## Written request
Type every record exactly as it appears.

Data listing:
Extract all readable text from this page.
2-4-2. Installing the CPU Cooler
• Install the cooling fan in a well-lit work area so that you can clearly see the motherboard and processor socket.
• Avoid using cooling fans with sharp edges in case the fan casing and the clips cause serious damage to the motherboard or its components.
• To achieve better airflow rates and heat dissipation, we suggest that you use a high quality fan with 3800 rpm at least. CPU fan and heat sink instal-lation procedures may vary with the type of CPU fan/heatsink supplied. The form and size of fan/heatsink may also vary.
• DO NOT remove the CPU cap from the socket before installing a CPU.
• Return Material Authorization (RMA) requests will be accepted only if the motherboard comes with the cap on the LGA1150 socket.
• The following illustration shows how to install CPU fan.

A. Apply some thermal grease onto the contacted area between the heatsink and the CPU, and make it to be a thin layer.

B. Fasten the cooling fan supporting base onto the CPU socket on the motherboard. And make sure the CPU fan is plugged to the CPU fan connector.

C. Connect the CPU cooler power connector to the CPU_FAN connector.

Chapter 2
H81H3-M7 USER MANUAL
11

## Response below
Extract all readable text from this page.
2-4-2. Installing the CPU Cooler
• Install the cooling fan in a well-lit work area so that you can clearly see the motherboard and processor socket.
• Avoid using cooling fans with sharp edges in case the fan casing and the clips cause serious damage to the motherboard or its components.
• To achieve better airflow rates and heat dissipation, we suggest that you use a high quality fan with 3800 rpm at least. CPU fan and heat sink instal-lation procedures may vary with the type of CPU fan/heatsink supplied. The form and size of fan/heatsink may also vary.
• DO NOT remove the CPU cap from the socket before installing a CPU.
• Return Material Authorization (RMA) requests will be accepted only if the motherboard comes with the cap on the LGA1150 socket.
• The following illustration shows how to install CPU fan.

A. Apply some thermal grease onto the contacted area between the heatsink and the CPU, and make it to be a thin layer.

B. Fasten the cooling fan supporting base onto the CPU socket on the motherboard. And make sure the CPU fan is plugged to the CPU fan connector.

C. Connect the CPU cooler power connector to the CPU_FAN connector.

Chapter 2
H81H3-M7 USER MANUAL
11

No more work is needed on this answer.